Give only the number of lines in the data that include the string "kbps".

>> begin

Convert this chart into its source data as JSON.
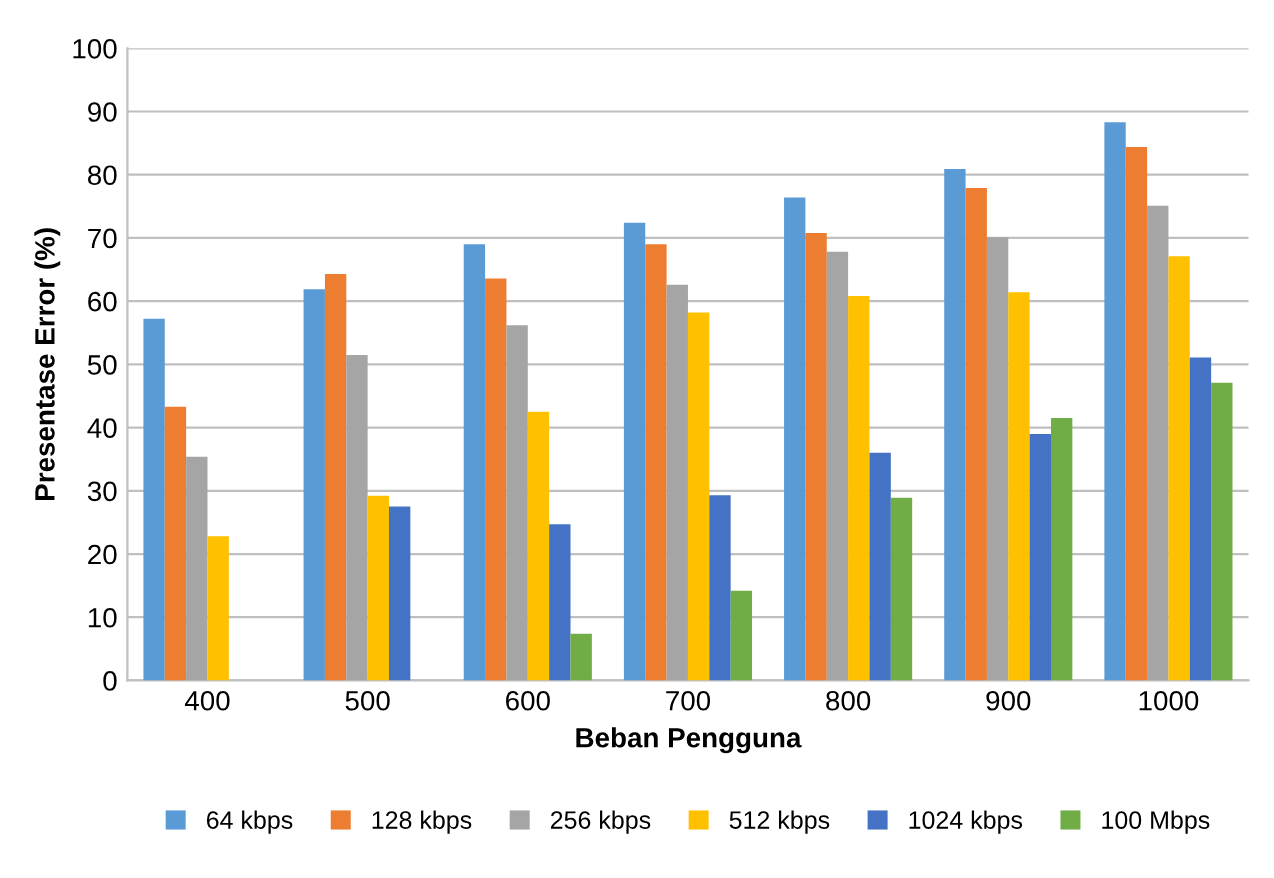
{
  "chart_data": {
    "type": "bar",
    "xlabel": "Beban Pengguna",
    "ylabel": "Presentase Error (%)",
    "categories": [
      "400",
      "500",
      "600",
      "700",
      "800",
      "900",
      "1000"
    ],
    "ylim": [
      0,
      100
    ],
    "yticks": [
      0,
      10,
      20,
      30,
      40,
      50,
      60,
      70,
      80,
      90,
      100
    ],
    "grid": "y",
    "legend": "bottom",
    "series": [
      {
        "name": "64 kbps",
        "color": "#5b9bd5",
        "values": [
          57.2,
          61.9,
          69.0,
          72.4,
          76.4,
          80.9,
          88.3
        ]
      },
      {
        "name": "128 kbps",
        "color": "#ed7d31",
        "values": [
          43.3,
          64.3,
          63.6,
          69.0,
          70.8,
          77.9,
          84.4
        ]
      },
      {
        "name": "256 kbps",
        "color": "#a5a5a5",
        "values": [
          35.4,
          51.5,
          56.2,
          62.6,
          67.8,
          70.1,
          75.1
        ]
      },
      {
        "name": "512 kbps",
        "color": "#ffc000",
        "values": [
          22.8,
          29.2,
          42.5,
          58.2,
          60.8,
          61.4,
          67.1
        ]
      },
      {
        "name": "1024 kbps",
        "color": "#4472c4",
        "values": [
          null,
          27.5,
          24.7,
          29.3,
          36.0,
          39.0,
          51.1
        ]
      },
      {
        "name": "100 Mbps",
        "color": "#70ad47",
        "values": [
          null,
          null,
          7.4,
          14.2,
          28.9,
          41.5,
          47.1
        ]
      }
    ]
  }
}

>> end

Final result:
5